CHALLENGE: Could you copy every line from the material below in which "duration" appears?

RECORDS SUPPLIED:
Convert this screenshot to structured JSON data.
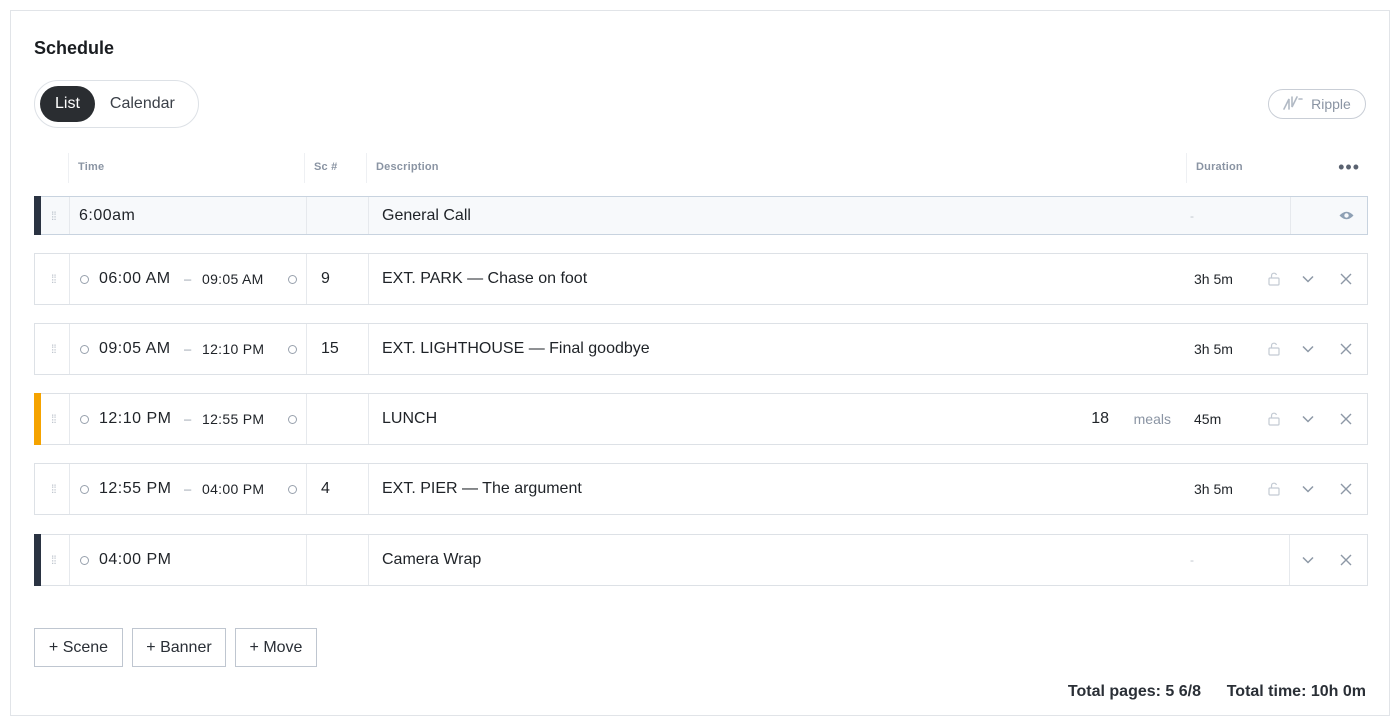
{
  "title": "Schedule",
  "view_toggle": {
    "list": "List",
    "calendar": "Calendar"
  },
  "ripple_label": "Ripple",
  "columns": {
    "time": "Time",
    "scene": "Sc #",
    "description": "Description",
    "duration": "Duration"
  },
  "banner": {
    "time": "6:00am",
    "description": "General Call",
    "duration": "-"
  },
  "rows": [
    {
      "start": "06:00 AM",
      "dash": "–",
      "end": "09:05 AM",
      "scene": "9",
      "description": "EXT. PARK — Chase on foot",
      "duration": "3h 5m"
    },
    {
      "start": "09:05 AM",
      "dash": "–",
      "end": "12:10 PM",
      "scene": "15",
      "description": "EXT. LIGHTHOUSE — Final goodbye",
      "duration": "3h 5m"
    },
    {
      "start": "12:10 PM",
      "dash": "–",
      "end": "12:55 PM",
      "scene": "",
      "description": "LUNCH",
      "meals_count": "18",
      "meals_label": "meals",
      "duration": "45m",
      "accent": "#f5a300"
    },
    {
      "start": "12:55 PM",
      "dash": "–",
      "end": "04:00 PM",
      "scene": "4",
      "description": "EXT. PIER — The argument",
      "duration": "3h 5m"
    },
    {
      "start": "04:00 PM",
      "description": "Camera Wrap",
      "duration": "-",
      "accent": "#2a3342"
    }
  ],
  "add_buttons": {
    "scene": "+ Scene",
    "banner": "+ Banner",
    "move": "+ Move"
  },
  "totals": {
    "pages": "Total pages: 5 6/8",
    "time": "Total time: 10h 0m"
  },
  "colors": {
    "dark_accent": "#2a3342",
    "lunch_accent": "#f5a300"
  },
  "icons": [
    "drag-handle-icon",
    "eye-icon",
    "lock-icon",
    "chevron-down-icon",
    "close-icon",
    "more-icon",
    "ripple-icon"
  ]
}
...
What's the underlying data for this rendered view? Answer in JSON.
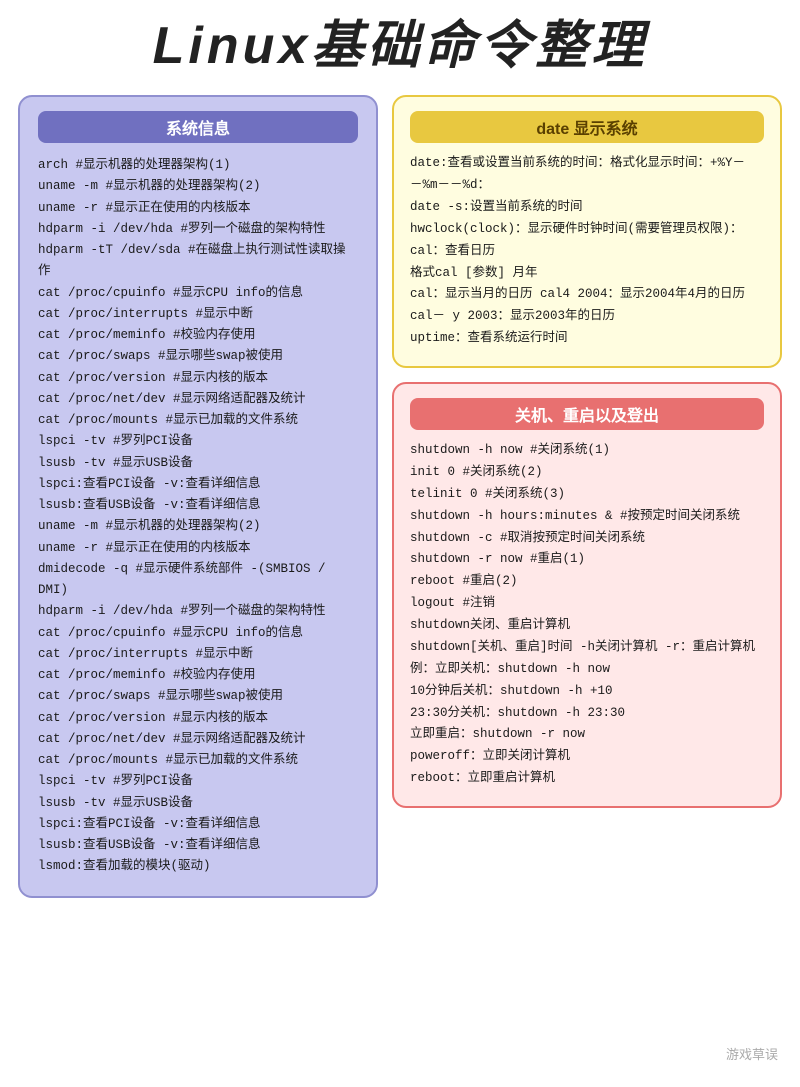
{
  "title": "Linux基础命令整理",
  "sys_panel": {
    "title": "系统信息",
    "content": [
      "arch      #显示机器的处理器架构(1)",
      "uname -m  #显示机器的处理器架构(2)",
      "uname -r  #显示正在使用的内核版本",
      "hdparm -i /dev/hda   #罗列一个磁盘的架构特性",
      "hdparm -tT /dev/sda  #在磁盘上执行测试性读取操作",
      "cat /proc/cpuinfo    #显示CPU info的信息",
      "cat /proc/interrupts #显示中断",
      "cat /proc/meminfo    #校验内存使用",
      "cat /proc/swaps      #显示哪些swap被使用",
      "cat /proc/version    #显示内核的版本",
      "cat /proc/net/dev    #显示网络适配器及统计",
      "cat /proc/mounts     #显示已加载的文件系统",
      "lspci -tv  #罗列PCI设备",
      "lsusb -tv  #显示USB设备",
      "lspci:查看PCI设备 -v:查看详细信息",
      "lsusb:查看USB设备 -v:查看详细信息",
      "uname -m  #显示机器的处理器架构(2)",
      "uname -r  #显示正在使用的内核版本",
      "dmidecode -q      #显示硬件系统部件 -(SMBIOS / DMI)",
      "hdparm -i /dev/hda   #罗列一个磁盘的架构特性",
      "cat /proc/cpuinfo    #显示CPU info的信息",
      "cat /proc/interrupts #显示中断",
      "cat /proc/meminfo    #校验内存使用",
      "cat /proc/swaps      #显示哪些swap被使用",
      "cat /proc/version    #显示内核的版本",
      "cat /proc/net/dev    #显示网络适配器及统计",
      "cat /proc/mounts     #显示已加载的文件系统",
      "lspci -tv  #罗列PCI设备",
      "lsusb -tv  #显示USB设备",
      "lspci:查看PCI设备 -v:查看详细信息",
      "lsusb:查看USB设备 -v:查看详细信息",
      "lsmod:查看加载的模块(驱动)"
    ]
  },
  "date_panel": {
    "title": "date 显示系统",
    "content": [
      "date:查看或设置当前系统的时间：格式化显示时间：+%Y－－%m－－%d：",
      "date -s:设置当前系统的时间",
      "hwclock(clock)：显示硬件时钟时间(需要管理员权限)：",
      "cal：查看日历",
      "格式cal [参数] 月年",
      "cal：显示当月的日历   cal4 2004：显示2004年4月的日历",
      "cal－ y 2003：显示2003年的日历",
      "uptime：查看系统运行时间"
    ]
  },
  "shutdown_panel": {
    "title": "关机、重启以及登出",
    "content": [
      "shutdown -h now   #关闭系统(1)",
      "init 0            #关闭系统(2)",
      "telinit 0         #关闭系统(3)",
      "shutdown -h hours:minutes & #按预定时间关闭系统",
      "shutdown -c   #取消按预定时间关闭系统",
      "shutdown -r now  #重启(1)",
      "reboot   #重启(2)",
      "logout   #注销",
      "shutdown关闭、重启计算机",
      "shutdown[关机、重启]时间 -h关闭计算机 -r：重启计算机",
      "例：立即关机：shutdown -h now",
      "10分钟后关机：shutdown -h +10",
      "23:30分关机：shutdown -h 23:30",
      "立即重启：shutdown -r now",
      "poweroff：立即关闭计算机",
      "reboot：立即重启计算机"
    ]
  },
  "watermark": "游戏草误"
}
---
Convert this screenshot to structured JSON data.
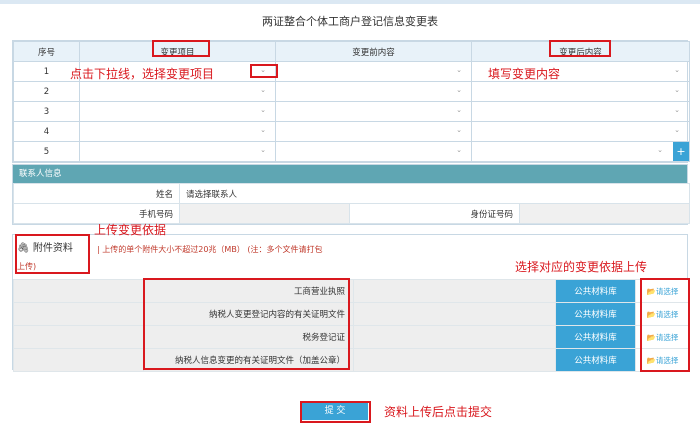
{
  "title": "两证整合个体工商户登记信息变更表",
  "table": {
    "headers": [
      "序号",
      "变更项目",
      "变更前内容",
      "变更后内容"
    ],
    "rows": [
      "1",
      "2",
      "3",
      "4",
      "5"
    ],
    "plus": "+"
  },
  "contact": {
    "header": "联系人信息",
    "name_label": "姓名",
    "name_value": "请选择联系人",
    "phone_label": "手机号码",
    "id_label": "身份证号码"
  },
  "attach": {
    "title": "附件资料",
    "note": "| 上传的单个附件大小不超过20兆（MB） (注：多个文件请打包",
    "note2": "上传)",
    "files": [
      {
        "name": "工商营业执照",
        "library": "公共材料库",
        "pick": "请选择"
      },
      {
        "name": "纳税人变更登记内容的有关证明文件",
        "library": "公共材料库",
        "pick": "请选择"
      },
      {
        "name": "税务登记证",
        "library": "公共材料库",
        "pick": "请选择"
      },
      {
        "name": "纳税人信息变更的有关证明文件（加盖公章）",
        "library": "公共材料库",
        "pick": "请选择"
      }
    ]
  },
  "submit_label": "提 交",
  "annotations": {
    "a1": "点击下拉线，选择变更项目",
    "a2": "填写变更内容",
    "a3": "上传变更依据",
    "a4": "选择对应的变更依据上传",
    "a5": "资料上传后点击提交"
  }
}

RESPONSE FOR THIS EXERCISE:
    "duration": "Duration"
    "duration": "-"
      "duration": "3h 5m"
      "duration": "3h 5m"
      "duration": "45m",
      "duration": "3h 5m"
      "duration": "-",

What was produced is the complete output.